Extract every line from the records below that contains the word "title".

**DATA TO PROCESS**
+-------+
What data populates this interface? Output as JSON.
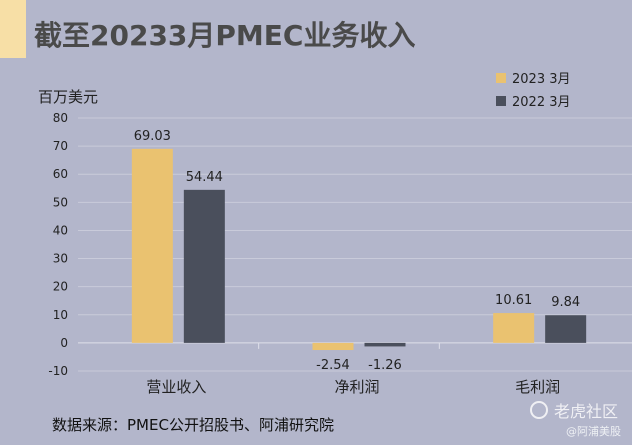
{
  "header": {
    "title": "截至20233月PMEC业务收入"
  },
  "footer": {
    "source": "数据来源：PMEC公开招股书、阿浦研究院"
  },
  "watermark": {
    "brand": "老虎社区",
    "handle": "@阿浦美股"
  },
  "colors": {
    "background": "#b3b6cb",
    "accent": "#f7dfa6",
    "series_2023": "#eac270",
    "series_2022": "#4a4f5c"
  },
  "chart_data": {
    "type": "bar",
    "title": "截至20233月PMEC业务收入",
    "ylabel": "百万美元",
    "xlabel": "",
    "categories": [
      "营业收入",
      "净利润",
      "毛利润"
    ],
    "series": [
      {
        "name": "2023 3月",
        "values": [
          69.03,
          -2.54,
          10.61
        ],
        "labels": [
          "69.03",
          "-2.54",
          "10.61"
        ]
      },
      {
        "name": "2022 3月",
        "values": [
          54.44,
          -1.26,
          9.84
        ],
        "labels": [
          "54.44",
          "-1.26",
          "9.84"
        ]
      }
    ],
    "ylim": [
      -10,
      80
    ],
    "yticks": [
      "-10",
      "0",
      "10",
      "20",
      "30",
      "40",
      "50",
      "60",
      "70",
      "80"
    ],
    "grid": true,
    "legend": "top-right"
  }
}
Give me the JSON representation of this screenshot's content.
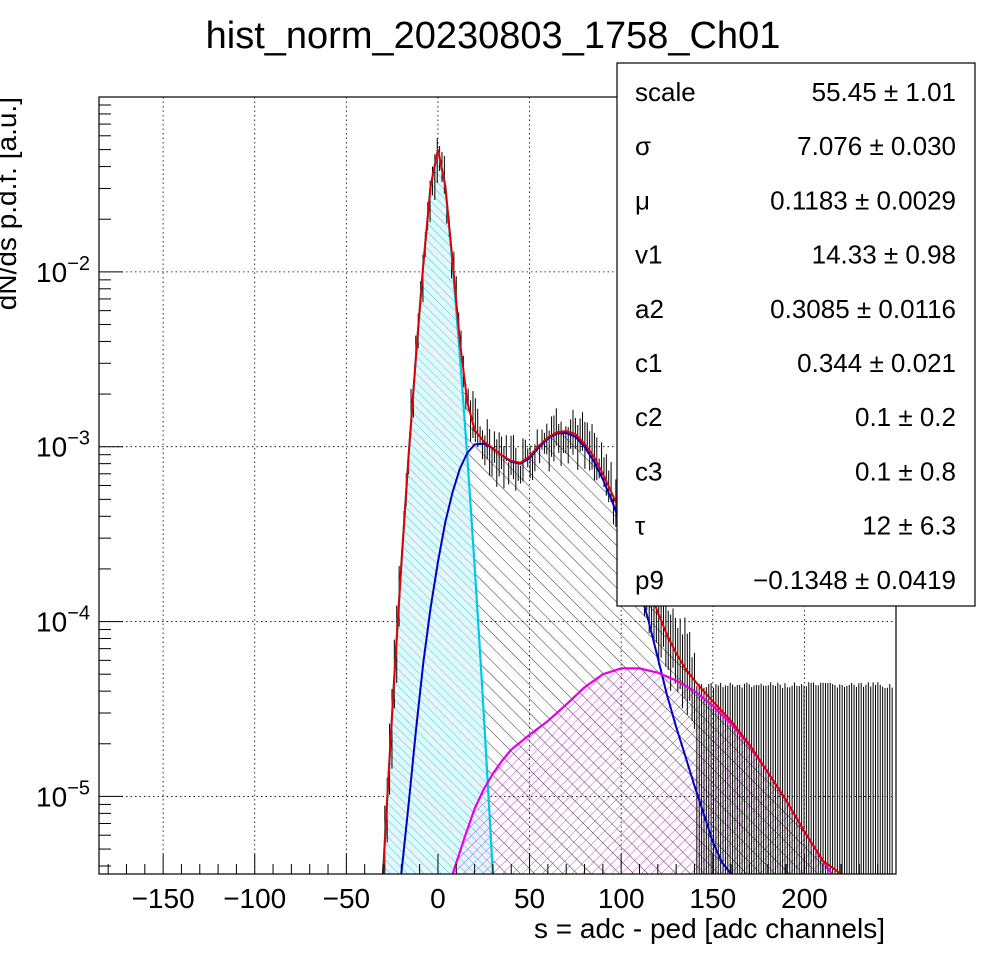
{
  "chart_data": {
    "type": "line",
    "title": "hist_norm_20230803_1758_Ch01",
    "xlabel": "s = adc - ped [adc channels]",
    "ylabel": "dN/ds p.d.f. [a.u.]",
    "y_scale": "log",
    "xlim": [
      -185,
      250
    ],
    "ylim": [
      3.6e-06,
      0.1
    ],
    "grid": true,
    "x_ticks": [
      -150,
      -100,
      -50,
      0,
      50,
      100,
      150,
      200
    ],
    "x_tick_labels": [
      "−150",
      "−100",
      "−50",
      "0",
      "50",
      "100",
      "150",
      "200"
    ],
    "y_ticks": [
      1e-05,
      0.0001,
      0.001,
      0.01
    ],
    "y_tick_labels": [
      {
        "base": "10",
        "exp": "−5"
      },
      {
        "base": "10",
        "exp": "−4"
      },
      {
        "base": "10",
        "exp": "−3"
      },
      {
        "base": "10",
        "exp": "−2"
      }
    ],
    "colors": {
      "total": "#e00000",
      "pedestal": "#00c8e6",
      "one_pe": "#0000c8",
      "two_pe": "#e600e6",
      "data": "#000000"
    },
    "series": [
      {
        "key": "pedestal",
        "x": [
          -30,
          -27,
          -24,
          -20,
          -16,
          -12,
          -8,
          -4,
          0,
          4,
          8,
          12,
          16,
          20,
          24,
          27,
          30
        ],
        "y": [
          3.6e-06,
          1.3e-05,
          4.5e-05,
          0.00021,
          0.00088,
          0.0033,
          0.011,
          0.031,
          0.05,
          0.031,
          0.011,
          0.0033,
          0.00088,
          0.00021,
          4.5e-05,
          1.3e-05,
          3.6e-06
        ]
      },
      {
        "key": "one_pe",
        "x": [
          -20,
          -16,
          -12,
          -8,
          -4,
          0,
          4,
          8,
          12,
          16,
          20,
          25,
          30,
          35,
          40,
          45,
          50,
          55,
          60,
          65,
          70,
          75,
          80,
          85,
          90,
          95,
          100,
          105,
          110,
          115,
          120,
          125,
          130,
          135,
          140,
          145,
          150,
          155,
          160
        ],
        "y": [
          3.6e-06,
          9e-06,
          2.4e-05,
          5.8e-05,
          0.00012,
          0.00022,
          0.00037,
          0.00055,
          0.00075,
          0.00092,
          0.00103,
          0.00104,
          0.00098,
          0.00089,
          0.00082,
          0.0008,
          0.00086,
          0.00099,
          0.00111,
          0.00119,
          0.0012,
          0.00114,
          0.001,
          0.00083,
          0.00065,
          0.00049,
          0.00035,
          0.00024,
          0.000155,
          0.0001,
          6.2e-05,
          3.8e-05,
          2.5e-05,
          1.7e-05,
          1.15e-05,
          8e-06,
          5.5e-06,
          4.2e-06,
          3.6e-06
        ]
      },
      {
        "key": "two_pe",
        "x": [
          8,
          15,
          20,
          25,
          30,
          35,
          40,
          50,
          60,
          70,
          80,
          90,
          100,
          110,
          120,
          130,
          140,
          150,
          160,
          170,
          180,
          190,
          200,
          210,
          215
        ],
        "y": [
          3.6e-06,
          6e-06,
          8.5e-06,
          1.1e-05,
          1.35e-05,
          1.6e-05,
          1.85e-05,
          2.25e-05,
          2.7e-05,
          3.35e-05,
          4.2e-05,
          5e-05,
          5.4e-05,
          5.4e-05,
          5.1e-05,
          4.6e-05,
          4e-05,
          3.3e-05,
          2.6e-05,
          1.95e-05,
          1.38e-05,
          9.5e-06,
          6.3e-06,
          4.3e-06,
          3.6e-06
        ]
      },
      {
        "key": "total",
        "x": [
          -30,
          -27,
          -24,
          -20,
          -16,
          -12,
          -8,
          -4,
          0,
          4,
          8,
          12,
          16,
          20,
          25,
          30,
          35,
          40,
          45,
          50,
          55,
          60,
          65,
          70,
          75,
          80,
          85,
          90,
          95,
          100,
          105,
          110,
          115,
          120,
          125,
          130,
          135,
          140,
          145,
          150,
          160,
          170,
          180,
          190,
          200,
          210,
          220,
          224
        ],
        "y": [
          3.6e-06,
          1.3e-05,
          4.5e-05,
          0.00021,
          0.00089,
          0.0033,
          0.011,
          0.031,
          0.05,
          0.031,
          0.0115,
          0.004,
          0.0018,
          0.00125,
          0.00107,
          0.00098,
          0.00089,
          0.00083,
          0.00081,
          0.00088,
          0.00101,
          0.00113,
          0.00121,
          0.00123,
          0.00118,
          0.00104,
          0.00088,
          0.0007,
          0.00054,
          0.00041,
          0.0003,
          0.00021,
          0.000155,
          0.000113,
          8.4e-05,
          6.6e-05,
          5.4e-05,
          4.6e-05,
          4e-05,
          3.5e-05,
          2.7e-05,
          1.98e-05,
          1.38e-05,
          9.5e-06,
          6.3e-06,
          4.3e-06,
          3.6e-06,
          3.3e-06
        ]
      }
    ]
  },
  "stats_box": {
    "rows": [
      {
        "name": "scale",
        "value": "55.45 ± 1.01"
      },
      {
        "name": "σ",
        "value": "7.076 ± 0.030"
      },
      {
        "name": "μ",
        "value": "0.1183 ± 0.0029"
      },
      {
        "name": "v1",
        "value": "14.33 ± 0.98"
      },
      {
        "name": "a2",
        "value": "0.3085 ± 0.0116"
      },
      {
        "name": "c1",
        "value": "0.344 ± 0.021"
      },
      {
        "name": "c2",
        "value": "0.1 ± 0.2"
      },
      {
        "name": "c3",
        "value": "0.1 ± 0.8"
      },
      {
        "name": "τ",
        "value": "12 ± 6.3"
      },
      {
        "name": "p9",
        "value": "−0.1348 ± 0.0419"
      }
    ]
  }
}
+-------+
**ANSWER TO THE TASK**
    "title": "截至20233月PMEC业务收入"
    "title": "截至20233月PMEC业务收入",
    "title": "hist_norm_20230803_1758_Ch01",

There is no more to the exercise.